**OBJECTIVE:** Your task is to give the data again, exactly, with every line intact.

— start —

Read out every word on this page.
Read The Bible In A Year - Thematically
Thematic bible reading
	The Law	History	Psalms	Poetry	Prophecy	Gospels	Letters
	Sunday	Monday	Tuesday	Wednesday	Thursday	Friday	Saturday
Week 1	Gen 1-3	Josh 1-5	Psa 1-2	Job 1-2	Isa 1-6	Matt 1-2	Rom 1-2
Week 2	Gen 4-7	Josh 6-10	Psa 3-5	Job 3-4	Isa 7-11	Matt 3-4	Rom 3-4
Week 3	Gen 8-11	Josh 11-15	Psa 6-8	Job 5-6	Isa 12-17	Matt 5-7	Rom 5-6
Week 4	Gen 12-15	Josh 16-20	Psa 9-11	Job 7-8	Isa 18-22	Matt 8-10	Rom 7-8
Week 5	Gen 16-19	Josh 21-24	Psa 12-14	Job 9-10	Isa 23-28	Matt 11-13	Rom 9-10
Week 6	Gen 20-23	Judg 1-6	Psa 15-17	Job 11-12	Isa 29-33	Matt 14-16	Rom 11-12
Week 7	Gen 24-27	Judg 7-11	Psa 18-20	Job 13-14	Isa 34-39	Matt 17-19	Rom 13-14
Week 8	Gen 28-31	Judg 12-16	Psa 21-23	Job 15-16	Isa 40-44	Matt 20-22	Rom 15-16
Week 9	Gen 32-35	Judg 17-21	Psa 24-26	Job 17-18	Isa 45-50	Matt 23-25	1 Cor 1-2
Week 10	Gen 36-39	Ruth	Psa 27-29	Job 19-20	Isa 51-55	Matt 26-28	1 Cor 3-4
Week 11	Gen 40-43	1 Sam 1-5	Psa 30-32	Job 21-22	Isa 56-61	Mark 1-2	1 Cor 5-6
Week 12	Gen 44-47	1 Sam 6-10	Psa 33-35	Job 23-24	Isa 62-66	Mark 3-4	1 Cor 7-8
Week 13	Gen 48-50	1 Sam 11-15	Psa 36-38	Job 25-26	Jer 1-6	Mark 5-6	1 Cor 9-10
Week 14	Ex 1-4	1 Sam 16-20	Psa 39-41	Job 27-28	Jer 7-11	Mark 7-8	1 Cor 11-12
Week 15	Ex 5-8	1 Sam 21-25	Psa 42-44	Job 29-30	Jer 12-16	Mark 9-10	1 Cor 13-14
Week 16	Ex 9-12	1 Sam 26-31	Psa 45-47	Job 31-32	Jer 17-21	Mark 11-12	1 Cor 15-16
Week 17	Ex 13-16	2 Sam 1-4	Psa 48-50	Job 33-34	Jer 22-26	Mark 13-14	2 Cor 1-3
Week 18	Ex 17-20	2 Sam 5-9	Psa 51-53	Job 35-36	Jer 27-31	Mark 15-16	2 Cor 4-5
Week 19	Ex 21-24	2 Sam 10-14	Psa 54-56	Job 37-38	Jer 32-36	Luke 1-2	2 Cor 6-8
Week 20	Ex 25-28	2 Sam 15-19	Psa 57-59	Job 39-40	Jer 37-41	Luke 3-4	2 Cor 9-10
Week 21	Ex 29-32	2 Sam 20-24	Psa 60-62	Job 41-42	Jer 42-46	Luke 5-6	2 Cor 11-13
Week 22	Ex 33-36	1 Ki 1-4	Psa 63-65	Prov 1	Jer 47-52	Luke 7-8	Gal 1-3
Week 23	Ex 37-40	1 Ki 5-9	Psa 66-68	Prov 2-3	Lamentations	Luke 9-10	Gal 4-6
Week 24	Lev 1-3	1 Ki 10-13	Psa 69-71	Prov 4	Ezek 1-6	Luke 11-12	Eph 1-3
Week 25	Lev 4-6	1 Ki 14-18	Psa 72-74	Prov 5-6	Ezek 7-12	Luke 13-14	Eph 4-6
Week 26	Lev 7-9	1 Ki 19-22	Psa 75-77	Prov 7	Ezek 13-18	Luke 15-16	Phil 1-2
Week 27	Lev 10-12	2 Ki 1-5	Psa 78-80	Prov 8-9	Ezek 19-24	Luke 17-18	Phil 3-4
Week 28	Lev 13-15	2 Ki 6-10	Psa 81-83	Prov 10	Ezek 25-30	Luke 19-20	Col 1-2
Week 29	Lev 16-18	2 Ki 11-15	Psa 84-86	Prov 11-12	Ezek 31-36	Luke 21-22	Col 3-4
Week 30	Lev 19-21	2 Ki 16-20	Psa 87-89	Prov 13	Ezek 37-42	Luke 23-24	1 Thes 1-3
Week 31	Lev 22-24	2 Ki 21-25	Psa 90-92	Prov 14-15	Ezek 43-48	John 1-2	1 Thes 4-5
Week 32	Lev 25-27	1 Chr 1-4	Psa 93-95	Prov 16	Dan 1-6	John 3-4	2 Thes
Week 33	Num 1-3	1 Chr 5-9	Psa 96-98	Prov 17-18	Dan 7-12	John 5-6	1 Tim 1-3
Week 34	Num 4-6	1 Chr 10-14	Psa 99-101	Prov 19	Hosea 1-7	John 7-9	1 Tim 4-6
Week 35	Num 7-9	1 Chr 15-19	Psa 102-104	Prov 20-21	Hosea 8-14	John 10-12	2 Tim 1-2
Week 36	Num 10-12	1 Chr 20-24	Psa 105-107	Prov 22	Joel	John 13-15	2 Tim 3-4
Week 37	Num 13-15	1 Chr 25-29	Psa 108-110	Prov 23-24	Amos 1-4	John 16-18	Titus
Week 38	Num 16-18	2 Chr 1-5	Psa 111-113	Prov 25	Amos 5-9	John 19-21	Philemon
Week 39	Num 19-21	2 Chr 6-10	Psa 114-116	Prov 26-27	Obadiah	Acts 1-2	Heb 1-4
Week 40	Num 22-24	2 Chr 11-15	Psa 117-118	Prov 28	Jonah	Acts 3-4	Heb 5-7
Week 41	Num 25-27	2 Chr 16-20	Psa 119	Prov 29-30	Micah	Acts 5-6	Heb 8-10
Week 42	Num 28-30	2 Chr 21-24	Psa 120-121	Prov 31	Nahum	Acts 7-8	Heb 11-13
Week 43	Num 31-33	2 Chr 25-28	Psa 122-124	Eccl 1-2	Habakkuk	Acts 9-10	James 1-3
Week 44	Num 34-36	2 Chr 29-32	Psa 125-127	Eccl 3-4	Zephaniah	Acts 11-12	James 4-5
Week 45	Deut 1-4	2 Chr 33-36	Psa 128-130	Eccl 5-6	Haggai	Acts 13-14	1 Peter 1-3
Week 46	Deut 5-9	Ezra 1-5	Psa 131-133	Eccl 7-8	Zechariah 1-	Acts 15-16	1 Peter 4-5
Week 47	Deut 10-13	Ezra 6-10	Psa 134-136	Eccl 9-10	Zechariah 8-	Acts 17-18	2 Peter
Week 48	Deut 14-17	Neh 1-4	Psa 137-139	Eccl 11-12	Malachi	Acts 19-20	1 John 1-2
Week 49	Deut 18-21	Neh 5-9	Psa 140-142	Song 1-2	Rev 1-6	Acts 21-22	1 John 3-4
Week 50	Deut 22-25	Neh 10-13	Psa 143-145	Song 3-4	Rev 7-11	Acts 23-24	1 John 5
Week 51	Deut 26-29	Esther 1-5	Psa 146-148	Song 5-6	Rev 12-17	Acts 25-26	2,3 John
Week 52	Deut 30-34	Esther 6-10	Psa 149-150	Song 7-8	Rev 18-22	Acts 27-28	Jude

— end —

**RESULT OF THIS EXERCISE:**
Read out every word on this page.
Read The Bible In A Year - Thematically
Thematic bible reading
	The Law	History	Psalms	Poetry	Prophecy	Gospels	Letters
	Sunday	Monday	Tuesday	Wednesday	Thursday	Friday	Saturday
Week 1	Gen 1-3	Josh 1-5	Psa 1-2	Job 1-2	Isa 1-6	Matt 1-2	Rom 1-2
Week 2	Gen 4-7	Josh 6-10	Psa 3-5	Job 3-4	Isa 7-11	Matt 3-4	Rom 3-4
Week 3	Gen 8-11	Josh 11-15	Psa 6-8	Job 5-6	Isa 12-17	Matt 5-7	Rom 5-6
Week 4	Gen 12-15	Josh 16-20	Psa 9-11	Job 7-8	Isa 18-22	Matt 8-10	Rom 7-8
Week 5	Gen 16-19	Josh 21-24	Psa 12-14	Job 9-10	Isa 23-28	Matt 11-13	Rom 9-10
Week 6	Gen 20-23	Judg 1-6	Psa 15-17	Job 11-12	Isa 29-33	Matt 14-16	Rom 11-12
Week 7	Gen 24-27	Judg 7-11	Psa 18-20	Job 13-14	Isa 34-39	Matt 17-19	Rom 13-14
Week 8	Gen 28-31	Judg 12-16	Psa 21-23	Job 15-16	Isa 40-44	Matt 20-22	Rom 15-16
Week 9	Gen 32-35	Judg 17-21	Psa 24-26	Job 17-18	Isa 45-50	Matt 23-25	1 Cor 1-2
Week 10	Gen 36-39	Ruth	Psa 27-29	Job 19-20	Isa 51-55	Matt 26-28	1 Cor 3-4
Week 11	Gen 40-43	1 Sam 1-5	Psa 30-32	Job 21-22	Isa 56-61	Mark 1-2	1 Cor 5-6
Week 12	Gen 44-47	1 Sam 6-10	Psa 33-35	Job 23-24	Isa 62-66	Mark 3-4	1 Cor 7-8
Week 13	Gen 48-50	1 Sam 11-15	Psa 36-38	Job 25-26	Jer 1-6	Mark 5-6	1 Cor 9-10
Week 14	Ex 1-4	1 Sam 16-20	Psa 39-41	Job 27-28	Jer 7-11	Mark 7-8	1 Cor 11-12
Week 15	Ex 5-8	1 Sam 21-25	Psa 42-44	Job 29-30	Jer 12-16	Mark 9-10	1 Cor 13-14
Week 16	Ex 9-12	1 Sam 26-31	Psa 45-47	Job 31-32	Jer 17-21	Mark 11-12	1 Cor 15-16
Week 17	Ex 13-16	2 Sam 1-4	Psa 48-50	Job 33-34	Jer 22-26	Mark 13-14	2 Cor 1-3
Week 18	Ex 17-20	2 Sam 5-9	Psa 51-53	Job 35-36	Jer 27-31	Mark 15-16	2 Cor 4-5
Week 19	Ex 21-24	2 Sam 10-14	Psa 54-56	Job 37-38	Jer 32-36	Luke 1-2	2 Cor 6-8
Week 20	Ex 25-28	2 Sam 15-19	Psa 57-59	Job 39-40	Jer 37-41	Luke 3-4	2 Cor 9-10
Week 21	Ex 29-32	2 Sam 20-24	Psa 60-62	Job 41-42	Jer 42-46	Luke 5-6	2 Cor 11-13
Week 22	Ex 33-36	1 Ki 1-4	Psa 63-65	Prov 1	Jer 47-52	Luke 7-8	Gal 1-3
Week 23	Ex 37-40	1 Ki 5-9	Psa 66-68	Prov 2-3	Lamentations	Luke 9-10	Gal 4-6
Week 24	Lev 1-3	1 Ki 10-13	Psa 69-71	Prov 4	Ezek 1-6	Luke 11-12	Eph 1-3
Week 25	Lev 4-6	1 Ki 14-18	Psa 72-74	Prov 5-6	Ezek 7-12	Luke 13-14	Eph 4-6
Week 26	Lev 7-9	1 Ki 19-22	Psa 75-77	Prov 7	Ezek 13-18	Luke 15-16	Phil 1-2
Week 27	Lev 10-12	2 Ki 1-5	Psa 78-80	Prov 8-9	Ezek 19-24	Luke 17-18	Phil 3-4
Week 28	Lev 13-15	2 Ki 6-10	Psa 81-83	Prov 10	Ezek 25-30	Luke 19-20	Col 1-2
Week 29	Lev 16-18	2 Ki 11-15	Psa 84-86	Prov 11-12	Ezek 31-36	Luke 21-22	Col 3-4
Week 30	Lev 19-21	2 Ki 16-20	Psa 87-89	Prov 13	Ezek 37-42	Luke 23-24	1 Thes 1-3
Week 31	Lev 22-24	2 Ki 21-25	Psa 90-92	Prov 14-15	Ezek 43-48	John 1-2	1 Thes 4-5
Week 32	Lev 25-27	1 Chr 1-4	Psa 93-95	Prov 16	Dan 1-6	John 3-4	2 Thes
Week 33	Num 1-3	1 Chr 5-9	Psa 96-98	Prov 17-18	Dan 7-12	John 5-6	1 Tim 1-3
Week 34	Num 4-6	1 Chr 10-14	Psa 99-101	Prov 19	Hosea 1-7	John 7-9	1 Tim 4-6
Week 35	Num 7-9	1 Chr 15-19	Psa 102-104	Prov 20-21	Hosea 8-14	John 10-12	2 Tim 1-2
Week 36	Num 10-12	1 Chr 20-24	Psa 105-107	Prov 22	Joel	John 13-15	2 Tim 3-4
Week 37	Num 13-15	1 Chr 25-29	Psa 108-110	Prov 23-24	Amos 1-4	John 16-18	Titus
Week 38	Num 16-18	2 Chr 1-5	Psa 111-113	Prov 25	Amos 5-9	John 19-21	Philemon
Week 39	Num 19-21	2 Chr 6-10	Psa 114-116	Prov 26-27	Obadiah	Acts 1-2	Heb 1-4
Week 40	Num 22-24	2 Chr 11-15	Psa 117-118	Prov 28	Jonah	Acts 3-4	Heb 5-7
Week 41	Num 25-27	2 Chr 16-20	Psa 119	Prov 29-30	Micah	Acts 5-6	Heb 8-10
Week 42	Num 28-30	2 Chr 21-24	Psa 120-121	Prov 31	Nahum	Acts 7-8	Heb 11-13
Week 43	Num 31-33	2 Chr 25-28	Psa 122-124	Eccl 1-2	Habakkuk	Acts 9-10	James 1-3
Week 44	Num 34-36	2 Chr 29-32	Psa 125-127	Eccl 3-4	Zephaniah	Acts 11-12	James 4-5
Week 45	Deut 1-4	2 Chr 33-36	Psa 128-130	Eccl 5-6	Haggai	Acts 13-14	1 Peter 1-3
Week 46	Deut 5-9	Ezra 1-5	Psa 131-133	Eccl 7-8	Zechariah 1-	Acts 15-16	1 Peter 4-5
Week 47	Deut 10-13	Ezra 6-10	Psa 134-136	Eccl 9-10	Zechariah 8-	Acts 17-18	2 Peter
Week 48	Deut 14-17	Neh 1-4	Psa 137-139	Eccl 11-12	Malachi	Acts 19-20	1 John 1-2
Week 49	Deut 18-21	Neh 5-9	Psa 140-142	Song 1-2	Rev 1-6	Acts 21-22	1 John 3-4
Week 50	Deut 22-25	Neh 10-13	Psa 143-145	Song 3-4	Rev 7-11	Acts 23-24	1 John 5
Week 51	Deut 26-29	Esther 1-5	Psa 146-148	Song 5-6	Rev 12-17	Acts 25-26	2,3 John
Week 52	Deut 30-34	Esther 6-10	Psa 149-150	Song 7-8	Rev 18-22	Acts 27-28	Jude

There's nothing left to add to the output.